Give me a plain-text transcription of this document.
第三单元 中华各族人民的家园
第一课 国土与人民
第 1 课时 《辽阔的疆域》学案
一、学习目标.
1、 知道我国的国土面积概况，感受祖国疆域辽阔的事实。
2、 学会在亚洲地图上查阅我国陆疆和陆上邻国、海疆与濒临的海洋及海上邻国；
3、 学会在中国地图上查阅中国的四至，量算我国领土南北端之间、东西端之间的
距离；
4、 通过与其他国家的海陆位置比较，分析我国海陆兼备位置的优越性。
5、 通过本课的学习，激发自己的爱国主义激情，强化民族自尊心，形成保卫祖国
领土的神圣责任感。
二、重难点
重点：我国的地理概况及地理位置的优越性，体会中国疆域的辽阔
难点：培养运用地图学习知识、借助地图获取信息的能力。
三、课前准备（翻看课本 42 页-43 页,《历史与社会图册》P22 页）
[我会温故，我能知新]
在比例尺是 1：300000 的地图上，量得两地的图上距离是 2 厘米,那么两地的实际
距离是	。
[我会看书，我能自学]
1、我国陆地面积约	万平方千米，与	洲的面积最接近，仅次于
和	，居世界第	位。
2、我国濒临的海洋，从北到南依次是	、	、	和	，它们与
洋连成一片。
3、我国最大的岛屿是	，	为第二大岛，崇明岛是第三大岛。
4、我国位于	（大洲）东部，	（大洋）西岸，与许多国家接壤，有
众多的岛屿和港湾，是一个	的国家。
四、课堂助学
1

◆ **TASK REQUIREMENTS**
Reproduce all the records precisely.

◆ **TASK ANSWER**
Give me a plain-text transcription of this document.
第三单元 中华各族人民的家园
第一课 国土与人民
第 1 课时 《辽阔的疆域》学案
一、学习目标.
1、 知道我国的国土面积概况，感受祖国疆域辽阔的事实。
2、 学会在亚洲地图上查阅我国陆疆和陆上邻国、海疆与濒临的海洋及海上邻国；
3、 学会在中国地图上查阅中国的四至，量算我国领土南北端之间、东西端之间的
距离；
4、 通过与其他国家的海陆位置比较，分析我国海陆兼备位置的优越性。
5、 通过本课的学习，激发自己的爱国主义激情，强化民族自尊心，形成保卫祖国
领土的神圣责任感。
二、重难点
重点：我国的地理概况及地理位置的优越性，体会中国疆域的辽阔
难点：培养运用地图学习知识、借助地图获取信息的能力。
三、课前准备（翻看课本 42 页-43 页,《历史与社会图册》P22 页）
[我会温故，我能知新]
在比例尺是 1：300000 的地图上，量得两地的图上距离是 2 厘米,那么两地的实际
距离是	。
[我会看书，我能自学]
1、我国陆地面积约	万平方千米，与	洲的面积最接近，仅次于
和	，居世界第	位。
2、我国濒临的海洋，从北到南依次是	、	、	和	，它们与
洋连成一片。
3、我国最大的岛屿是	，	为第二大岛，崇明岛是第三大岛。
4、我国位于	（大洲）东部，	（大洋）西岸，与许多国家接壤，有
众多的岛屿和港湾，是一个	的国家。
四、课堂助学
1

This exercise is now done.